§ **MATERIAL FOR THIS EXERCISE**
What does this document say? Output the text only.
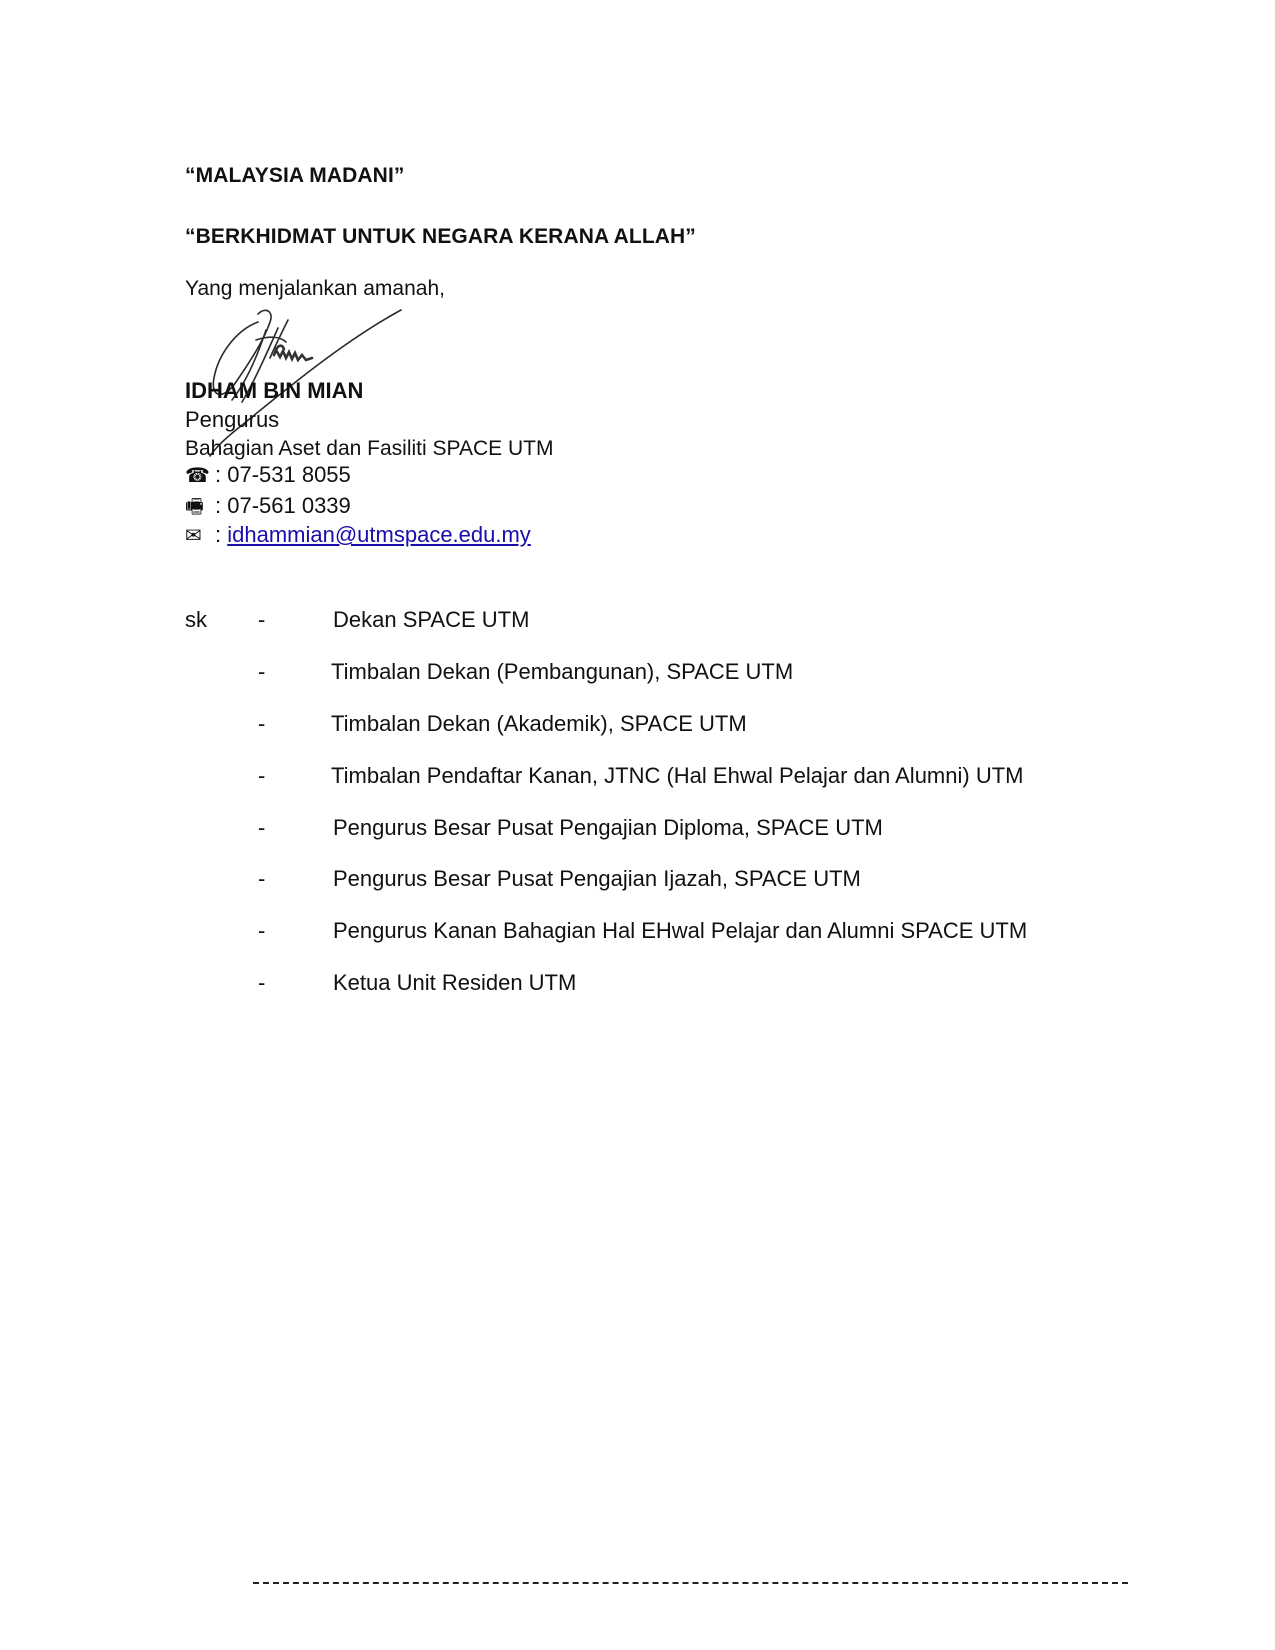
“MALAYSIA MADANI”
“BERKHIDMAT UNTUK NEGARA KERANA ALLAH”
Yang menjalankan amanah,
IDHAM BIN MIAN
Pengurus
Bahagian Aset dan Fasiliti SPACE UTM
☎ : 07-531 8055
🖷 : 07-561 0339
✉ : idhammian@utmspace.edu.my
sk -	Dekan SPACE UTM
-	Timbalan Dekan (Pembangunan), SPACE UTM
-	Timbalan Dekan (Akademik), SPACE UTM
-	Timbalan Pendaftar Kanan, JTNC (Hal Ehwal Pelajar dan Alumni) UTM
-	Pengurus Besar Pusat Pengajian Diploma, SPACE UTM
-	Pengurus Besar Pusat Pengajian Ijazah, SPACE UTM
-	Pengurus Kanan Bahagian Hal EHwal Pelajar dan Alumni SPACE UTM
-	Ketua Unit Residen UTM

==

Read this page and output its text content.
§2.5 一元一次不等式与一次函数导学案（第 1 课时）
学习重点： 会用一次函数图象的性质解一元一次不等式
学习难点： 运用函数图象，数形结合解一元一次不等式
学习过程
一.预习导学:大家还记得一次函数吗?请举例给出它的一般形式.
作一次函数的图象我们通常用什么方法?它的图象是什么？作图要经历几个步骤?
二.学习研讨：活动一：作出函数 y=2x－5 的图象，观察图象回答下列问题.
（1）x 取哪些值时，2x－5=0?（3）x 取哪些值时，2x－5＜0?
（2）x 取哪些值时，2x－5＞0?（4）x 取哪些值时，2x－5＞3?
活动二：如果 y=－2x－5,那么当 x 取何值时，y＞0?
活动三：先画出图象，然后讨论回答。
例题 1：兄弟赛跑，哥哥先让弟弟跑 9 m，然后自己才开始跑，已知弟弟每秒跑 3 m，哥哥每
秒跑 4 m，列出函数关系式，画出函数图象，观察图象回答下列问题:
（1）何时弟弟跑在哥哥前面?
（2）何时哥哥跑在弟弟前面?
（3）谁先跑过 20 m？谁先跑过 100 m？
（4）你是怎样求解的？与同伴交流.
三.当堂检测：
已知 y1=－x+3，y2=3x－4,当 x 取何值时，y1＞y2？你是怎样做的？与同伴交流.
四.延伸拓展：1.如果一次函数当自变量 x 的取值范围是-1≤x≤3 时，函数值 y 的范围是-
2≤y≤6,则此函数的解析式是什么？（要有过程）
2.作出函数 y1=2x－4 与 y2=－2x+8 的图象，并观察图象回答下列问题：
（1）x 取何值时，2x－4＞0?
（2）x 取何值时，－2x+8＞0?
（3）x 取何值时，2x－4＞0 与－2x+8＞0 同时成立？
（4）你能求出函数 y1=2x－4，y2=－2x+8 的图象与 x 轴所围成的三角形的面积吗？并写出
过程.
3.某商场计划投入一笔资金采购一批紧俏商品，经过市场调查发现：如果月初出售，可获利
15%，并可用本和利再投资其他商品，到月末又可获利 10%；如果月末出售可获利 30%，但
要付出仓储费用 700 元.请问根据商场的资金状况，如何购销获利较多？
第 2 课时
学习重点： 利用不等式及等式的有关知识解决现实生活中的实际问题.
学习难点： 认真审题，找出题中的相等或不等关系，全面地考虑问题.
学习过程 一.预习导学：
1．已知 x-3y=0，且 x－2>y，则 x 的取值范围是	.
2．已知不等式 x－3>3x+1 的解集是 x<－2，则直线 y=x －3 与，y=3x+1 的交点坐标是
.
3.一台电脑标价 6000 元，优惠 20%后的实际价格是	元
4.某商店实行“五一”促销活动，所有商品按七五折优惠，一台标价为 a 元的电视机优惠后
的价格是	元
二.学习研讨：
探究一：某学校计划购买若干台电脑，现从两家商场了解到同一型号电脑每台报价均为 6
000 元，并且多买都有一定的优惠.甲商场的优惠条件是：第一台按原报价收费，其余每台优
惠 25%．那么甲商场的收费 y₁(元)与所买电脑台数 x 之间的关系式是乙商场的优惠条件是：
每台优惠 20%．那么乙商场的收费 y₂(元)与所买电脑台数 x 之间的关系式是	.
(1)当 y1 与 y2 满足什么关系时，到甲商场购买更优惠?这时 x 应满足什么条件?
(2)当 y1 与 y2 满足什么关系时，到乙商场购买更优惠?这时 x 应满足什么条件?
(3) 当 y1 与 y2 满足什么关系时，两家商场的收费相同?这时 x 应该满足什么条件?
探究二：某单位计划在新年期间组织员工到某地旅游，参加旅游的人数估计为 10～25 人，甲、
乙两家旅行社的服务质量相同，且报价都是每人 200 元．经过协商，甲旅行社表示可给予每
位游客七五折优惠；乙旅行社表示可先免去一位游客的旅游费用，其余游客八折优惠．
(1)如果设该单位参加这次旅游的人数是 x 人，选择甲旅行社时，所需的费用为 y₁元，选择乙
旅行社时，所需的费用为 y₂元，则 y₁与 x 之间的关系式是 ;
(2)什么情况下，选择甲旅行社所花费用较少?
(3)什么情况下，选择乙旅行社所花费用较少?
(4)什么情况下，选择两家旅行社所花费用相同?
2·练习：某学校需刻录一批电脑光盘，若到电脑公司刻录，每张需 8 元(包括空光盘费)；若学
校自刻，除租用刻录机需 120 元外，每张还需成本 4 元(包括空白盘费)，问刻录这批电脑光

§ **AIM OF THE TASK**
Where a line above contains the string "的取值范围是", copy that line.

§ **ANSWER TO THIS PROBLEM**
四.延伸拓展：1.如果一次函数当自变量 x 的取值范围是-1≤x≤3 时，函数值 y 的范围是-
1．已知 x-3y=0，且 x－2>y，则 x 的取值范围是	.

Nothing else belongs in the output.